DIRECTIONS: Copy out each line of the listing that has the word "无健康码" in it.

Dataset records
+ + + + +

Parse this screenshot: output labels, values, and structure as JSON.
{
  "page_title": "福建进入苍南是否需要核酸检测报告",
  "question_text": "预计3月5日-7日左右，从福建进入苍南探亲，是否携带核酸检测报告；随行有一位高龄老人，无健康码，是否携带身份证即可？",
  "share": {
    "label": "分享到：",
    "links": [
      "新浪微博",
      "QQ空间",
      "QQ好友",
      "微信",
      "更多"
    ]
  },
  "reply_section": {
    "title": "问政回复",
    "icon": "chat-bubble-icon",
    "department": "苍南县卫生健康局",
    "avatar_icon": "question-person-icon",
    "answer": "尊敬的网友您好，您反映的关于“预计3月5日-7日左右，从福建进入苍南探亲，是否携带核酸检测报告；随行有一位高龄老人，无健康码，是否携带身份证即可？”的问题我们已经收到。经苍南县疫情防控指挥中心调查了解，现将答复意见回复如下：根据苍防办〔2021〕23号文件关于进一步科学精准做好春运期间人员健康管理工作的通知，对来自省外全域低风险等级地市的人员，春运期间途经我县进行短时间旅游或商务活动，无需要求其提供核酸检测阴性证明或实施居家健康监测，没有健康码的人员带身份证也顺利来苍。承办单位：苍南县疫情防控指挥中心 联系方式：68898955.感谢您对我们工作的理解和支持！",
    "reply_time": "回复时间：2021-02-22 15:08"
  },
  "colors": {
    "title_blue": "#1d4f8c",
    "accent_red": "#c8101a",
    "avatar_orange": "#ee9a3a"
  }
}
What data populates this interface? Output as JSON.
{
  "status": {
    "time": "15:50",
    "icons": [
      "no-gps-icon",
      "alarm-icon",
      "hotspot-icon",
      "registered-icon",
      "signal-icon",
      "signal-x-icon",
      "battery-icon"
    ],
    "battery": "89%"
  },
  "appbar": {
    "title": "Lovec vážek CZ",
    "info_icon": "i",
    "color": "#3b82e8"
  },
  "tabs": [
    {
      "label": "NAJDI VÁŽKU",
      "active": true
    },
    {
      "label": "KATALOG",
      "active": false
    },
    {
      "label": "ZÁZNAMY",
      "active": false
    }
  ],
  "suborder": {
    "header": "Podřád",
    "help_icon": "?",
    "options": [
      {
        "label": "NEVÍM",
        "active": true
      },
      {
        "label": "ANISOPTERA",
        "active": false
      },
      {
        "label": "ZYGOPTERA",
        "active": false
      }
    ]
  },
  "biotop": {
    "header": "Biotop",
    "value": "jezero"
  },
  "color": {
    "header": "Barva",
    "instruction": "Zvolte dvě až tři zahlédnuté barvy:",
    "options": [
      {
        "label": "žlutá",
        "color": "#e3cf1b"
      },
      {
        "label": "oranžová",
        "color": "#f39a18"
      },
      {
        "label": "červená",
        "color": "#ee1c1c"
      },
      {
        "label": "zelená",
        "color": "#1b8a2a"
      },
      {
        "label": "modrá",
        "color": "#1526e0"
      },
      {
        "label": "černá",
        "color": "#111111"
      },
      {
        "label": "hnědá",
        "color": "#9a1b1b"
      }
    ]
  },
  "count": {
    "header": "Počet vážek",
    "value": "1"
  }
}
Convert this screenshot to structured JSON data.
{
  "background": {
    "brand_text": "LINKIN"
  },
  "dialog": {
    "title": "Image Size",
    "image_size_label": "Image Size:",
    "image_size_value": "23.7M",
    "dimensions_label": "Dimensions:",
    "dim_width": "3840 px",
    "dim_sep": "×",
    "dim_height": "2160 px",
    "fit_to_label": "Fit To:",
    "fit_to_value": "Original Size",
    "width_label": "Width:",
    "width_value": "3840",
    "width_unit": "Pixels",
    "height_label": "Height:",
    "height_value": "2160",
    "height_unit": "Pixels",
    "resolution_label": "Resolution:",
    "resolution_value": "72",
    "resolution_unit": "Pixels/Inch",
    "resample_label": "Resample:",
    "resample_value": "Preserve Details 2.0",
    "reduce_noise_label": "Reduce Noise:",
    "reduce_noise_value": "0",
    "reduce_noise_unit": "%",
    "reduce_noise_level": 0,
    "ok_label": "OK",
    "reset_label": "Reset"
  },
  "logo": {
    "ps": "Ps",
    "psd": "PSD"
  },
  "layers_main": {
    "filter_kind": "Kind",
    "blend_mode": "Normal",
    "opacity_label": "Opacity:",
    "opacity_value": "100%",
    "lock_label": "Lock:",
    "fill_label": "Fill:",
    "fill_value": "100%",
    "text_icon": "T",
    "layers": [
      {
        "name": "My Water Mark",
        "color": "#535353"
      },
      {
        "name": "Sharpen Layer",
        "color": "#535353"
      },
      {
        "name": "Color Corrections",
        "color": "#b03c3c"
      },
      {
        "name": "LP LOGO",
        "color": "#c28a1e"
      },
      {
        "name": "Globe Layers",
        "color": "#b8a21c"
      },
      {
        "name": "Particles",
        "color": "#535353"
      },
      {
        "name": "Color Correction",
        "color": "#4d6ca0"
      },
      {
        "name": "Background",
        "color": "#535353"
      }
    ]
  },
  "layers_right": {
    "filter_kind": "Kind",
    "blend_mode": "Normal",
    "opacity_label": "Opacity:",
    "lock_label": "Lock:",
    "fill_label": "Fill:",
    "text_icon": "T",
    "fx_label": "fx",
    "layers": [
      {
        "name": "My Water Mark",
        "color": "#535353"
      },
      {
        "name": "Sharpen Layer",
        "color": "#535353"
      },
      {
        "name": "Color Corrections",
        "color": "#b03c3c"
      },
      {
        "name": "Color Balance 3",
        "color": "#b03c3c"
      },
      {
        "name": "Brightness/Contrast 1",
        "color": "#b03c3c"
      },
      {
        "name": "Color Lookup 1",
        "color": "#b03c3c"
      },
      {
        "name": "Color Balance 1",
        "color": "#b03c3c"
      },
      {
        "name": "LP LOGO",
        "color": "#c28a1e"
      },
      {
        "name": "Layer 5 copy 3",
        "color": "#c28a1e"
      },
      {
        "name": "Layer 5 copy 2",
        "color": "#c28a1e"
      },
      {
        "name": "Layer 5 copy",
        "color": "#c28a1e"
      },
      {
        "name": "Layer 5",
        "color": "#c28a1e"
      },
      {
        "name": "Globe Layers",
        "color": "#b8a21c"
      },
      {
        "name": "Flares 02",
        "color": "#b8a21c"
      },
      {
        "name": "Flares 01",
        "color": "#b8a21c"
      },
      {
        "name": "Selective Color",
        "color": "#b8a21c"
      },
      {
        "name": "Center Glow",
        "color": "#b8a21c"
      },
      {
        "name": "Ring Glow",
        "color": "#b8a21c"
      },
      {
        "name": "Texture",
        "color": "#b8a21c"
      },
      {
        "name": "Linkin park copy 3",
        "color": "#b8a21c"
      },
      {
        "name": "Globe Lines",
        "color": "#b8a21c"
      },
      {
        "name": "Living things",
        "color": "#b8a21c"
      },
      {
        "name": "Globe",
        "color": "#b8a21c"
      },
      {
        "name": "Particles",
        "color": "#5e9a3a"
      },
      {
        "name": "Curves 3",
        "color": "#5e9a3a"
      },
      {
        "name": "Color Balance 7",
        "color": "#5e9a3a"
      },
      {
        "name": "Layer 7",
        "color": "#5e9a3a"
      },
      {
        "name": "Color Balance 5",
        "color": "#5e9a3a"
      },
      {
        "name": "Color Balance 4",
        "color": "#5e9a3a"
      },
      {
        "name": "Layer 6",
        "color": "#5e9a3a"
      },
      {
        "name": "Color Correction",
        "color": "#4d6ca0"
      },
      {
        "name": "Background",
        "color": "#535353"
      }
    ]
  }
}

+ + + + +

RESULT FOR THIS EXERCISE:
  "question_text": "预计3月5日-7日左右，从福建进入苍南探亲，是否携带核酸检测报告；随行有一位高龄老人，无健康码，是否携带身份证即可？",
    "answer": "尊敬的网友您好，您反映的关于“预计3月5日-7日左右，从福建进入苍南探亲，是否携带核酸检测报告；随行有一位高龄老人，无健康码，是否携带身份证即可？”的问题我们已经收到。经苍南县疫情防控指挥中心调查了解，现将答复意见回复如下：根据苍防办〔2021〕23号文件关于进一步科学精准做好春运期间人员健康管理工作的通知，对来自省外全域低风险等级地市的人员，春运期间途经我县进行短时间旅游或商务活动，无需要求其提供核酸检测阴性证明或实施居家健康监测，没有健康码的人员带身份证也顺利来苍。承办单位：苍南县疫情防控指挥中心 联系方式：68898955.感谢您对我们工作的理解和支持！",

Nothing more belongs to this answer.